→ **Given task**
Find the lines of data that contain the string "Test", then list them.

→ **The input**
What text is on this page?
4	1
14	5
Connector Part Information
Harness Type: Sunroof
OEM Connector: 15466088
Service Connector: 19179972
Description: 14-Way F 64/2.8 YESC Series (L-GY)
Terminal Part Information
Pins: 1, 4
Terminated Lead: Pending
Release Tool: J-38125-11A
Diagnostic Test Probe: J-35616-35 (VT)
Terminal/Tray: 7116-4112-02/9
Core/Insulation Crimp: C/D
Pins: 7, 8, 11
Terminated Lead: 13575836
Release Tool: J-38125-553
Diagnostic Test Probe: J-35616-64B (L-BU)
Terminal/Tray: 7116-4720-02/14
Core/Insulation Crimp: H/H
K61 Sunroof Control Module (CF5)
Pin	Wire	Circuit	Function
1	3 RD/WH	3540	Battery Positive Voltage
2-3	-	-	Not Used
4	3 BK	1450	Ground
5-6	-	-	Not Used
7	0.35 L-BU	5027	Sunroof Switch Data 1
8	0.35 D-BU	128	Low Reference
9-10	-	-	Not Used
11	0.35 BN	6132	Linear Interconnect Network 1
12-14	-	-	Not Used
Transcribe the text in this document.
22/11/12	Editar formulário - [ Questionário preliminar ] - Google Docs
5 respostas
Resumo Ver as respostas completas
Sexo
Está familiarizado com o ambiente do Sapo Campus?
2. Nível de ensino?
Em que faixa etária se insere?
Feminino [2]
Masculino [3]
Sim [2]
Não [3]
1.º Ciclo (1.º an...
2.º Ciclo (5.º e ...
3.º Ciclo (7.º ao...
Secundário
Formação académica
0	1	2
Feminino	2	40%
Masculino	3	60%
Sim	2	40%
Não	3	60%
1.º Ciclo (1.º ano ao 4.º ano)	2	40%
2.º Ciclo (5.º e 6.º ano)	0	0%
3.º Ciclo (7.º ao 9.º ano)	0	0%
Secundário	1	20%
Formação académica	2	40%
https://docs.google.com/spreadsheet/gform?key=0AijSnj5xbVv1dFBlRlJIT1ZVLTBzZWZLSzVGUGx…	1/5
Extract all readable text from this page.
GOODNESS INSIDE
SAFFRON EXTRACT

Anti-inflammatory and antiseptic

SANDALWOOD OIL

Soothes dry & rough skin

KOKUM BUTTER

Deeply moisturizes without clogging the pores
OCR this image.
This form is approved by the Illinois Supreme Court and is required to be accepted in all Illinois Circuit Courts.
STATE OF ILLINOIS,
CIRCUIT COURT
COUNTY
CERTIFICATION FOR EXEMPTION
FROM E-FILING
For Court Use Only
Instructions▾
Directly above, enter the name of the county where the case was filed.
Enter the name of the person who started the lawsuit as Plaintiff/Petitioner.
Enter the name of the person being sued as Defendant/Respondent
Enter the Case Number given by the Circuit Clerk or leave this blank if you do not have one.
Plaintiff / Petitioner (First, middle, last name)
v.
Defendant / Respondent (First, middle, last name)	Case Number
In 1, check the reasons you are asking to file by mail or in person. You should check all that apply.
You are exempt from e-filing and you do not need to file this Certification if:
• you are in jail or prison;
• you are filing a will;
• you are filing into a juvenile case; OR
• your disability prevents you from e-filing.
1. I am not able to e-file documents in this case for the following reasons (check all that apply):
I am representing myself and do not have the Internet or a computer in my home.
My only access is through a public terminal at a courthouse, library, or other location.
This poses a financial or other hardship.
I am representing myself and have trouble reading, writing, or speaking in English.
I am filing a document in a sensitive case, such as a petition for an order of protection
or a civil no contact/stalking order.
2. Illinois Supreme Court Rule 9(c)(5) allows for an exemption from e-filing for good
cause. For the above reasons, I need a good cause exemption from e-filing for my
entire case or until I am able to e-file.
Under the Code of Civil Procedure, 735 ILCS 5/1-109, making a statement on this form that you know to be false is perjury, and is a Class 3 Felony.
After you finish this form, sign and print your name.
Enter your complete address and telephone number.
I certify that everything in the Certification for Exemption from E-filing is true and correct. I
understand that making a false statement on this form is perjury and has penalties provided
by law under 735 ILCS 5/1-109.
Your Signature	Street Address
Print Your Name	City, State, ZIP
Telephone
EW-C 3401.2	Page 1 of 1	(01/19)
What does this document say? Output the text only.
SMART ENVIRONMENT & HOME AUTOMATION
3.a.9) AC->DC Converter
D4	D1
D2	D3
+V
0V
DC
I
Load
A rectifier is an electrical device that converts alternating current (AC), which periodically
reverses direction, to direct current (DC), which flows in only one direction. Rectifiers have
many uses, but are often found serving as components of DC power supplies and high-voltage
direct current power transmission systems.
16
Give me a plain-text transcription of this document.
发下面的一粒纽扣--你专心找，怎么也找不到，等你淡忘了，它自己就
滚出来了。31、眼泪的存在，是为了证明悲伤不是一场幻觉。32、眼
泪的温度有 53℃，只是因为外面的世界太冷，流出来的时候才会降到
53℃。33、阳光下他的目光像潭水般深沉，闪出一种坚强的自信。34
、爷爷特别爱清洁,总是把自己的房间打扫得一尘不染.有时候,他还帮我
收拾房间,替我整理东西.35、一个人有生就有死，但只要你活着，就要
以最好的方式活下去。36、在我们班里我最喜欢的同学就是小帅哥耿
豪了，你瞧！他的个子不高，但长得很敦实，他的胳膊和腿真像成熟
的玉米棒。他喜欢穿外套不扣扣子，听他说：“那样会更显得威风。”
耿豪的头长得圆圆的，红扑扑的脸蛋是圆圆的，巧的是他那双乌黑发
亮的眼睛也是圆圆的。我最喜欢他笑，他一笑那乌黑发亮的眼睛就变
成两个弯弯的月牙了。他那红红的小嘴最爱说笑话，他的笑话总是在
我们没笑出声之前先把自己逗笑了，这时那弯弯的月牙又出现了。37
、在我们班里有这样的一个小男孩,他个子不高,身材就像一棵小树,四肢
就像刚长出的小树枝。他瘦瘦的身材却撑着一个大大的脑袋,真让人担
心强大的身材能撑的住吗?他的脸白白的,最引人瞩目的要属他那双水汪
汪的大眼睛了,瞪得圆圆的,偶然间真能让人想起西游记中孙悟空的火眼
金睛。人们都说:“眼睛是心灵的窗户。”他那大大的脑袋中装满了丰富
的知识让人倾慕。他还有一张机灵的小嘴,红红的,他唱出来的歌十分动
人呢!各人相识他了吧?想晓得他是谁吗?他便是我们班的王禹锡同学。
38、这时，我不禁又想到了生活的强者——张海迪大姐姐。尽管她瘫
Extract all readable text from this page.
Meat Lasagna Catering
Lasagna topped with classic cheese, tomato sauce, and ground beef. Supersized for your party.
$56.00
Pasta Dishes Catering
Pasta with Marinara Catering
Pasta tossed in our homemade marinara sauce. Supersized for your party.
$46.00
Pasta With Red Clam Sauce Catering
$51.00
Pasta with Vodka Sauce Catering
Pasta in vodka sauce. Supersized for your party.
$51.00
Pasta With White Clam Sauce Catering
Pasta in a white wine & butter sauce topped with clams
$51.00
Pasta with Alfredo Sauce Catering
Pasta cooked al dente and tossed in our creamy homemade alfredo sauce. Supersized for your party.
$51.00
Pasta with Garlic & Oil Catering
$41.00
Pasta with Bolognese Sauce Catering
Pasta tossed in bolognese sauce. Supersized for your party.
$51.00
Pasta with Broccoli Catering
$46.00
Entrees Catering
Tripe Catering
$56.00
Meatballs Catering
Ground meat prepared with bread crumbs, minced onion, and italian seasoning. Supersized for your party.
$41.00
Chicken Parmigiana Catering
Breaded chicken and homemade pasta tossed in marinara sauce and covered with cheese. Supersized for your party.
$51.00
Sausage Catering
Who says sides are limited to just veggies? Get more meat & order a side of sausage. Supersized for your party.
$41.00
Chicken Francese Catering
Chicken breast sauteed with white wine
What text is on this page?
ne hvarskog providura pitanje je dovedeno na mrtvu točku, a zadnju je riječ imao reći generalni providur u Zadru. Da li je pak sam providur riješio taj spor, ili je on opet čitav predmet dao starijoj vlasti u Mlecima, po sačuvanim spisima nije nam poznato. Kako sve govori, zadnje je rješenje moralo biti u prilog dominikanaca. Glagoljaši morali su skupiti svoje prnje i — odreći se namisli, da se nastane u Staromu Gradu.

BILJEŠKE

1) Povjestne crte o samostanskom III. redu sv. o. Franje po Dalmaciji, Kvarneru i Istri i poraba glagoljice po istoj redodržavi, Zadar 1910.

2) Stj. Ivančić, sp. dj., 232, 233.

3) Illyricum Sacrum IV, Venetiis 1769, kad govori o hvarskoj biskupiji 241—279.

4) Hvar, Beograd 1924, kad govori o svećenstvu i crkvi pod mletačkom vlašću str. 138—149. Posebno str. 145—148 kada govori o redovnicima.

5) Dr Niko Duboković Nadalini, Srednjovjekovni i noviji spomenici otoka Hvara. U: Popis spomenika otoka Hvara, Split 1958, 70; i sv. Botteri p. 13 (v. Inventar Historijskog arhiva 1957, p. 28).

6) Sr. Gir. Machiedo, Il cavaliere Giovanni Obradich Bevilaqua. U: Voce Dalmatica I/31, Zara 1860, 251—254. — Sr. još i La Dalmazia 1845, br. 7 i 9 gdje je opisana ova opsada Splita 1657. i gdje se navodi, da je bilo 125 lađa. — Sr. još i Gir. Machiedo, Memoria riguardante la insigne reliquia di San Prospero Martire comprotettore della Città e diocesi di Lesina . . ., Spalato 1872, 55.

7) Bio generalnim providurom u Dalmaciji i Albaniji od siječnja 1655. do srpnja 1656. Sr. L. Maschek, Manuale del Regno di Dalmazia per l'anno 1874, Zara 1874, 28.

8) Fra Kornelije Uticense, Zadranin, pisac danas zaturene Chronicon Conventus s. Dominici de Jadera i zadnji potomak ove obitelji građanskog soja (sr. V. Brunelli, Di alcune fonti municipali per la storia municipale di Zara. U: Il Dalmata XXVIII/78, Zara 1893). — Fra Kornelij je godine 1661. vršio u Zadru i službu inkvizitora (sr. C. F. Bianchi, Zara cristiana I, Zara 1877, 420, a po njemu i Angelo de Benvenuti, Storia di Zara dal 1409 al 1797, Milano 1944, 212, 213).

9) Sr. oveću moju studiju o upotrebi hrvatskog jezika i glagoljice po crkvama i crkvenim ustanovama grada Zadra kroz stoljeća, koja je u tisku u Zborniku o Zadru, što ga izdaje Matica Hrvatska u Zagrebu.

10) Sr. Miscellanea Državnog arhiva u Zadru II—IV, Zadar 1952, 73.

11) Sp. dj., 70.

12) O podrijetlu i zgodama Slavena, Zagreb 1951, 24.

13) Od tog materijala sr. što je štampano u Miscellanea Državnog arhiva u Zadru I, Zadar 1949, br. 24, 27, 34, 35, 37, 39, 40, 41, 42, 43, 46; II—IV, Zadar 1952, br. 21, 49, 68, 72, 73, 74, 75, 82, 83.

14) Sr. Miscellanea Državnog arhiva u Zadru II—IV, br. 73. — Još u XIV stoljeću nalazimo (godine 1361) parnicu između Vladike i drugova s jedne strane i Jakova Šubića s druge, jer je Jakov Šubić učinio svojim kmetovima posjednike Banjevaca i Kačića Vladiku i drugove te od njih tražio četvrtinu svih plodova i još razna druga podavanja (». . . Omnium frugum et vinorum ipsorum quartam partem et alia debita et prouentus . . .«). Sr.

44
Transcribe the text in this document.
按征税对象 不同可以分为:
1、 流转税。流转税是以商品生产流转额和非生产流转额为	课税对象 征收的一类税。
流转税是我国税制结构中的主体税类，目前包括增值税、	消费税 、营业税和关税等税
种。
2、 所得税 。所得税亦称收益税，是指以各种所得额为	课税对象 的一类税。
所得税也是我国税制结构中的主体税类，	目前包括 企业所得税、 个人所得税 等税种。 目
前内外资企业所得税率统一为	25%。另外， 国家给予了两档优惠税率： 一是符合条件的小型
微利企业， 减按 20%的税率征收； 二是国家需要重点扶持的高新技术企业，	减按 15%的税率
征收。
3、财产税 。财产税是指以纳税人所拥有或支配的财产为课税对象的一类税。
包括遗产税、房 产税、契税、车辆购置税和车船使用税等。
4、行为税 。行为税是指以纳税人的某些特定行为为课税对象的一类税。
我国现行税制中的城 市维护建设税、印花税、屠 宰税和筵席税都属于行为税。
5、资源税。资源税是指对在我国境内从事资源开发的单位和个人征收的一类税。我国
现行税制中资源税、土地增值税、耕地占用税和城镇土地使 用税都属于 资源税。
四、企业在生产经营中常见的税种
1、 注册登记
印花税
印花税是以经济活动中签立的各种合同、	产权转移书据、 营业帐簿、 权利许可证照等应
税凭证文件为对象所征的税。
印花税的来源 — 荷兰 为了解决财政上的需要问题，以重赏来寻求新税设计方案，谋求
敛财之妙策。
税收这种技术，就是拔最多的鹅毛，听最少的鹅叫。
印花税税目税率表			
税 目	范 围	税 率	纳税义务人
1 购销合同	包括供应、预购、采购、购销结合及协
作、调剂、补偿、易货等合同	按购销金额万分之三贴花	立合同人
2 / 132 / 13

→ **Final result**
Diagnostic Test Probe: J-35616-35 (VT)
Diagnostic Test Probe: J-35616-64B (L-BU)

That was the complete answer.